EXERCISE REQUIREMENTS:
Each line of the listing must be transcribed exactly, except for the images, which should be excluded.

INFORMATION PROVIDED:
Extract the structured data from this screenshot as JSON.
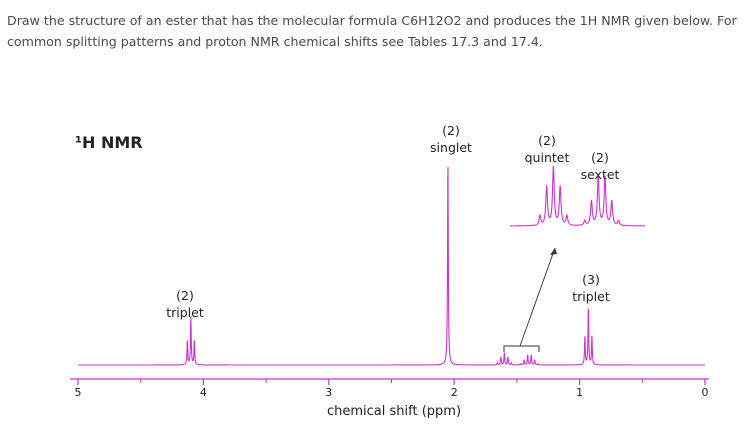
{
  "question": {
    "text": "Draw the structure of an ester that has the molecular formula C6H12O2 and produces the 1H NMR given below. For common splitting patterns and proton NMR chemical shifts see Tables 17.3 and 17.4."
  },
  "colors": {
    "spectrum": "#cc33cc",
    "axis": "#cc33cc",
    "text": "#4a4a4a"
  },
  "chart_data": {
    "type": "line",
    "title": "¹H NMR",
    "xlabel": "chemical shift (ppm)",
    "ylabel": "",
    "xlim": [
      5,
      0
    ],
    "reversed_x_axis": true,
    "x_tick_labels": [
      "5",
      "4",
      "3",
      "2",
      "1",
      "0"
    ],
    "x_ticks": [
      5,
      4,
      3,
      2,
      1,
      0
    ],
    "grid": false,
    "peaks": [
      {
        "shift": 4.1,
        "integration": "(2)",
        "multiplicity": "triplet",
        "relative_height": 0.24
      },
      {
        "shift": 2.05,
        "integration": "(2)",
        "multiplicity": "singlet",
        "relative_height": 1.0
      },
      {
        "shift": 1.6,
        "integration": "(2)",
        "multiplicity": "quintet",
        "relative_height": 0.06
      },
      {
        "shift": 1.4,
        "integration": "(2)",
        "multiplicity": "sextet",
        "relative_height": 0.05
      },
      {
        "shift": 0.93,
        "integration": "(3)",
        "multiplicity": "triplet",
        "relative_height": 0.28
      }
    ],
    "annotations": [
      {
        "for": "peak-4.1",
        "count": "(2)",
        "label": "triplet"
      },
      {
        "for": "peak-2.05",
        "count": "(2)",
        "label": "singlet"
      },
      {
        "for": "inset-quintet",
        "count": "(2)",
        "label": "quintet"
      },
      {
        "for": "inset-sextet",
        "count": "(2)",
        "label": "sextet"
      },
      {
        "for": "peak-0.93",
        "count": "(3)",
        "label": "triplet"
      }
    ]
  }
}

OUTPUT FOR THIS TASK:
Extract the structured data from this screenshot as JSON.
{
  "question": {
    "text": "Draw the structure of an ester that has the molecular formula C6H12O2 and produces the 1H NMR given below. For common splitting patterns and proton NMR chemical shifts see Tables 17.3 and 17.4."
  },
  "colors": {
    "spectrum": "#cc33cc",
    "axis": "#cc33cc",
    "text": "#4a4a4a"
  },
  "chart_data": {
    "type": "line",
    "title": "¹H NMR",
    "xlabel": "chemical shift (ppm)",
    "ylabel": "",
    "xlim": [
      5,
      0
    ],
    "reversed_x_axis": true,
    "x_tick_labels": [
      "5",
      "4",
      "3",
      "2",
      "1",
      "0"
    ],
    "x_ticks": [
      5,
      4,
      3,
      2,
      1,
      0
    ],
    "grid": false,
    "peaks": [
      {
        "shift": 4.1,
        "integration": "(2)",
        "multiplicity": "triplet",
        "relative_height": 0.24
      },
      {
        "shift": 2.05,
        "integration": "(2)",
        "multiplicity": "singlet",
        "relative_height": 1.0
      },
      {
        "shift": 1.6,
        "integration": "(2)",
        "multiplicity": "quintet",
        "relative_height": 0.06
      },
      {
        "shift": 1.4,
        "integration": "(2)",
        "multiplicity": "sextet",
        "relative_height": 0.05
      },
      {
        "shift": 0.93,
        "integration": "(3)",
        "multiplicity": "triplet",
        "relative_height": 0.28
      }
    ],
    "annotations": [
      {
        "for": "peak-4.1",
        "count": "(2)",
        "label": "triplet"
      },
      {
        "for": "peak-2.05",
        "count": "(2)",
        "label": "singlet"
      },
      {
        "for": "inset-quintet",
        "count": "(2)",
        "label": "quintet"
      },
      {
        "for": "inset-sextet",
        "count": "(2)",
        "label": "sextet"
      },
      {
        "for": "peak-0.93",
        "count": "(3)",
        "label": "triplet"
      }
    ]
  }
}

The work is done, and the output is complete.